=== DATA SECTION ===
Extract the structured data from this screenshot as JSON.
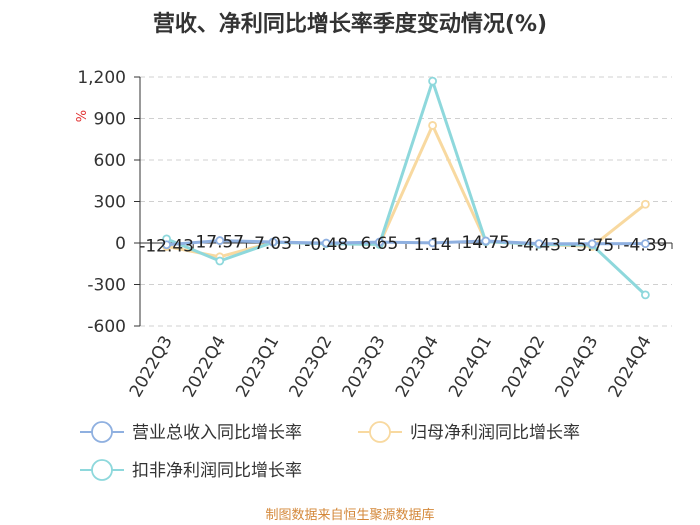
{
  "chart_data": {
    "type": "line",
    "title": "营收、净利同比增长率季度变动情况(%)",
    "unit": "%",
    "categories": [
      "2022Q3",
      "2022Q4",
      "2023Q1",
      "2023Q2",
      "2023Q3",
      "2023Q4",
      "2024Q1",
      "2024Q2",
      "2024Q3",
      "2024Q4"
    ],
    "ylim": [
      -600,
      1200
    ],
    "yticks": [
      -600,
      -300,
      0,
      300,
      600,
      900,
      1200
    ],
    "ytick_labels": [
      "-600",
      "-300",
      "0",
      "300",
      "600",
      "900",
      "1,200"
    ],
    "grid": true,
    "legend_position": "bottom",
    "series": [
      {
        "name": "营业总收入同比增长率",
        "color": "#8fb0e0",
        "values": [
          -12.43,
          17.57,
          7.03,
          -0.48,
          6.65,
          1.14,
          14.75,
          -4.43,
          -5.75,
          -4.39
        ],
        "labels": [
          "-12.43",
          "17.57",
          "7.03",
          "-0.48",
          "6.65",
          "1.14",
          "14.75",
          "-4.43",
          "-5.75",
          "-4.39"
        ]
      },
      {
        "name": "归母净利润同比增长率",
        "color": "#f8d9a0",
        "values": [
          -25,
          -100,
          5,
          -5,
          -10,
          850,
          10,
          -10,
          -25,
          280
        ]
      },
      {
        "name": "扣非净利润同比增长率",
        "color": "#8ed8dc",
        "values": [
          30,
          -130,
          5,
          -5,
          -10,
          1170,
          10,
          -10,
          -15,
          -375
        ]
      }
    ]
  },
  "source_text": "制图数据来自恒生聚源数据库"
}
===
=== DATA SECTION ===
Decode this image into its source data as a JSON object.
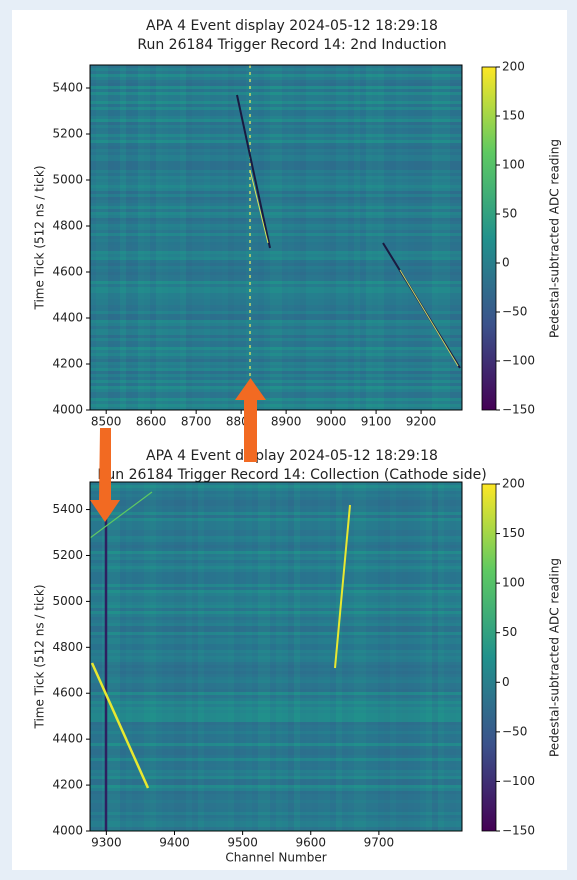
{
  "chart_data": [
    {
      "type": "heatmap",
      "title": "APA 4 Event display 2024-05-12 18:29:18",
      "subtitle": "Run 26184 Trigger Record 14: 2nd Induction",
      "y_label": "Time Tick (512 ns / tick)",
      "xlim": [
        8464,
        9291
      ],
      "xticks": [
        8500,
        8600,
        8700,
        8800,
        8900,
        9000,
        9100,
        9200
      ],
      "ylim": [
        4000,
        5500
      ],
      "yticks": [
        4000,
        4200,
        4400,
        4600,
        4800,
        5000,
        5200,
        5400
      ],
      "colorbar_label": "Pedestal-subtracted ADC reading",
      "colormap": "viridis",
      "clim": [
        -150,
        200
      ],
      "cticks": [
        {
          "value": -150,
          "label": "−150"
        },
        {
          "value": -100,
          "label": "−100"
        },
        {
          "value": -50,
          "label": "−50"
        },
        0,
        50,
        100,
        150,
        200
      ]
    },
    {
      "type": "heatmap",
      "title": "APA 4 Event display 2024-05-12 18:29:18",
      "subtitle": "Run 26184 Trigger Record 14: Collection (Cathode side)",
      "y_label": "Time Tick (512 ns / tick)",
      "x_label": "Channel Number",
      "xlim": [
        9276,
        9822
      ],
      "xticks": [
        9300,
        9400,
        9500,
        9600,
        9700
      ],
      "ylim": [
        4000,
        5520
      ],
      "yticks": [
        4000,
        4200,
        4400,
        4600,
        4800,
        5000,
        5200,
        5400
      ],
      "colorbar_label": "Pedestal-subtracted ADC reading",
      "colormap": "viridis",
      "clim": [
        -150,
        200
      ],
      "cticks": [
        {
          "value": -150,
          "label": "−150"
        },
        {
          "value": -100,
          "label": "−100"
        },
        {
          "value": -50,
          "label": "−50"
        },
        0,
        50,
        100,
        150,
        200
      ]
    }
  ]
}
===
Look for lines containing the string "JSON" and copy them all.

### WRITTEN ANSWER
Extract the structured data from this screenshot as JSON.
Decode this image into its source data as a JSON object.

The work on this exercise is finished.